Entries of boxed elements
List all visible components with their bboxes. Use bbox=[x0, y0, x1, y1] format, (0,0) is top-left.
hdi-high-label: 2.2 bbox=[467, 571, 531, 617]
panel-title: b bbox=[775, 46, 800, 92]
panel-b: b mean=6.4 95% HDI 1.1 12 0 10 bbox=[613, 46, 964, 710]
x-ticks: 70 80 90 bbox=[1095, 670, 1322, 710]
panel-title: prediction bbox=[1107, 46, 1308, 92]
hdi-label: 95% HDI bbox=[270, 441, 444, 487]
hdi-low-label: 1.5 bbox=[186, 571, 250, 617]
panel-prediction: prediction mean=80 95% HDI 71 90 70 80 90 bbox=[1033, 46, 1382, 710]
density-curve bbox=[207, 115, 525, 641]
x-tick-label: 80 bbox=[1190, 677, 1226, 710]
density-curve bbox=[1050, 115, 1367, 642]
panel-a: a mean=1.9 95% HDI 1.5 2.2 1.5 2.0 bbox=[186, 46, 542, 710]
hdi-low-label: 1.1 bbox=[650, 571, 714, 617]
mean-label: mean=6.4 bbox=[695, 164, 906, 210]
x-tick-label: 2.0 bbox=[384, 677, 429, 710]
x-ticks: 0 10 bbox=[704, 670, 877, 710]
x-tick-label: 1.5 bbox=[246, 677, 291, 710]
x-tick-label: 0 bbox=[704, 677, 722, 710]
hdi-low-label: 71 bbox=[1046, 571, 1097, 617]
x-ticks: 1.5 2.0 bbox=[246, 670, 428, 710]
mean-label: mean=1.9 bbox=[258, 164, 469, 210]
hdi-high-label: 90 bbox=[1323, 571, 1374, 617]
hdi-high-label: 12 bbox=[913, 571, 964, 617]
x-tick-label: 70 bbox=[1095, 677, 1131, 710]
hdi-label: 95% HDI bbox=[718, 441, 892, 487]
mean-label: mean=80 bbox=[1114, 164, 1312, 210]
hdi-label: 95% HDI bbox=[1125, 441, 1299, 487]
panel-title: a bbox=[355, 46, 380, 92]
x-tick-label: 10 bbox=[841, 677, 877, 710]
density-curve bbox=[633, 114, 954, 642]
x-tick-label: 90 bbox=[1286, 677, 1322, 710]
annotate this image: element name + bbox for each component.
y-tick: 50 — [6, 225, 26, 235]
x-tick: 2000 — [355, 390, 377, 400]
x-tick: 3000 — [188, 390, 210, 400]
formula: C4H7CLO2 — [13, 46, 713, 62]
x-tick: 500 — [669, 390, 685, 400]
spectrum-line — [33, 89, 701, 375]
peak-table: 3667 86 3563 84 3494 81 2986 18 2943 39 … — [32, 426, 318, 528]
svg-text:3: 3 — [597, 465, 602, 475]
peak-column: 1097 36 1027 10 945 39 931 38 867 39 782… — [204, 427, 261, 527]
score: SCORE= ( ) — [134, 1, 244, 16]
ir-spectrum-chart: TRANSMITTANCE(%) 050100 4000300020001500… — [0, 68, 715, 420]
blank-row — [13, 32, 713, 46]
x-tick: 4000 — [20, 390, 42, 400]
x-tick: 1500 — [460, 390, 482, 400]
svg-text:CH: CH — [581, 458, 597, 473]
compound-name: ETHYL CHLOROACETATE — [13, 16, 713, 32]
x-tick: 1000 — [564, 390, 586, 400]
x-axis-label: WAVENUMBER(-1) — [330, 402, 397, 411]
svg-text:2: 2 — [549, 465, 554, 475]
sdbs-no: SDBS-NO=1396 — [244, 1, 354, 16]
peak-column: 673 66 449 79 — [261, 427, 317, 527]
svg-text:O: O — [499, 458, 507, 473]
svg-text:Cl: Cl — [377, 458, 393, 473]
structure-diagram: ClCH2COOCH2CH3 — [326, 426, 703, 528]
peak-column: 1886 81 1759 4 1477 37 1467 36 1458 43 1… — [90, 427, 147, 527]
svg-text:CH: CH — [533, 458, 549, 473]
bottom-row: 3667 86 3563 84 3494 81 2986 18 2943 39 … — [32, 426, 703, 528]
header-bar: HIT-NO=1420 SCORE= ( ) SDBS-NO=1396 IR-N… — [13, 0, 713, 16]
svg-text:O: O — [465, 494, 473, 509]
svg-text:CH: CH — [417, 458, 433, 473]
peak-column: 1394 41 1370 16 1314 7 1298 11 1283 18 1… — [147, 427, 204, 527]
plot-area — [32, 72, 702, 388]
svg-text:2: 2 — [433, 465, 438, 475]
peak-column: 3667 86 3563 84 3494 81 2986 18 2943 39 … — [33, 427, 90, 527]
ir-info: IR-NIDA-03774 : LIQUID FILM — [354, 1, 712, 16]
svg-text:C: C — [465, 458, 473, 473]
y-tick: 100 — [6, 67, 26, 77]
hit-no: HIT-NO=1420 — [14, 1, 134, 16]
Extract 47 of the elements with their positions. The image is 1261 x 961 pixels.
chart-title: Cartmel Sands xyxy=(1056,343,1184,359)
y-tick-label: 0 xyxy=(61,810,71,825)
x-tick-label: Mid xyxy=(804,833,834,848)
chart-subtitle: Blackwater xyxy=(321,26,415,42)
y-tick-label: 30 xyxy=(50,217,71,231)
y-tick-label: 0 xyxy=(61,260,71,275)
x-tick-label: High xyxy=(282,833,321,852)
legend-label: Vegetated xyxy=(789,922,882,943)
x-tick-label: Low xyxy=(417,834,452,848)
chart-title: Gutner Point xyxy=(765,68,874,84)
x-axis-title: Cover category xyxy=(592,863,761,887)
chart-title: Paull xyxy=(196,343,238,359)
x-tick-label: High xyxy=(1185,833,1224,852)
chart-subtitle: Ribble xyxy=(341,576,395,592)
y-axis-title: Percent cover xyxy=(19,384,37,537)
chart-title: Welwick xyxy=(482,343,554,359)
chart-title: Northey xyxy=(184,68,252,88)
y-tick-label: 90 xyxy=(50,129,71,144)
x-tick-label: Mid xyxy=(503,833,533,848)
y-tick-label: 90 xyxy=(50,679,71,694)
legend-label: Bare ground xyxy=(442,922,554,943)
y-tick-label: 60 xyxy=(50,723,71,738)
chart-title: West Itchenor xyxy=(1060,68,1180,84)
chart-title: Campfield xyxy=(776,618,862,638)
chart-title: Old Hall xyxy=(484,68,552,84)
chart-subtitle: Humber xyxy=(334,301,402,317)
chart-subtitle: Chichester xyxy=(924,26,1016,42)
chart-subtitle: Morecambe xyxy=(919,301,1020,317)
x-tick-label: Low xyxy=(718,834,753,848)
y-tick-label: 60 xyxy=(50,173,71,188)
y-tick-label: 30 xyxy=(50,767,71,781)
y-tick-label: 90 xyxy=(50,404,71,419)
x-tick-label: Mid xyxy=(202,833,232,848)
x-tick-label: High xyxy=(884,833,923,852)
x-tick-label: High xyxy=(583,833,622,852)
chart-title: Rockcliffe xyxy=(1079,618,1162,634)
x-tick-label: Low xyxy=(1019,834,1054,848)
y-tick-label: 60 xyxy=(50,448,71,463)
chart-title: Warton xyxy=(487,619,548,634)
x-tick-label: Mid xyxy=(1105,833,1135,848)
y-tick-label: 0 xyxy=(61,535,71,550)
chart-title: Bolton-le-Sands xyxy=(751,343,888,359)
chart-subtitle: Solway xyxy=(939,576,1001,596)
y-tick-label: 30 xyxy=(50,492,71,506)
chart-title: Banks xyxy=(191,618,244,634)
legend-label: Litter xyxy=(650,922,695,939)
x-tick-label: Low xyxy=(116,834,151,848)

#### Aim of the task
Pull out every line of the listing above that contains the word "prediction", and treat uppercase and lowercase as different.

#### Correct output
panel-title: prediction bbox=[1107, 46, 1308, 92]
panel-prediction: prediction mean=80 95% HDI 71 90 70 80 90 bbox=[1033, 46, 1382, 710]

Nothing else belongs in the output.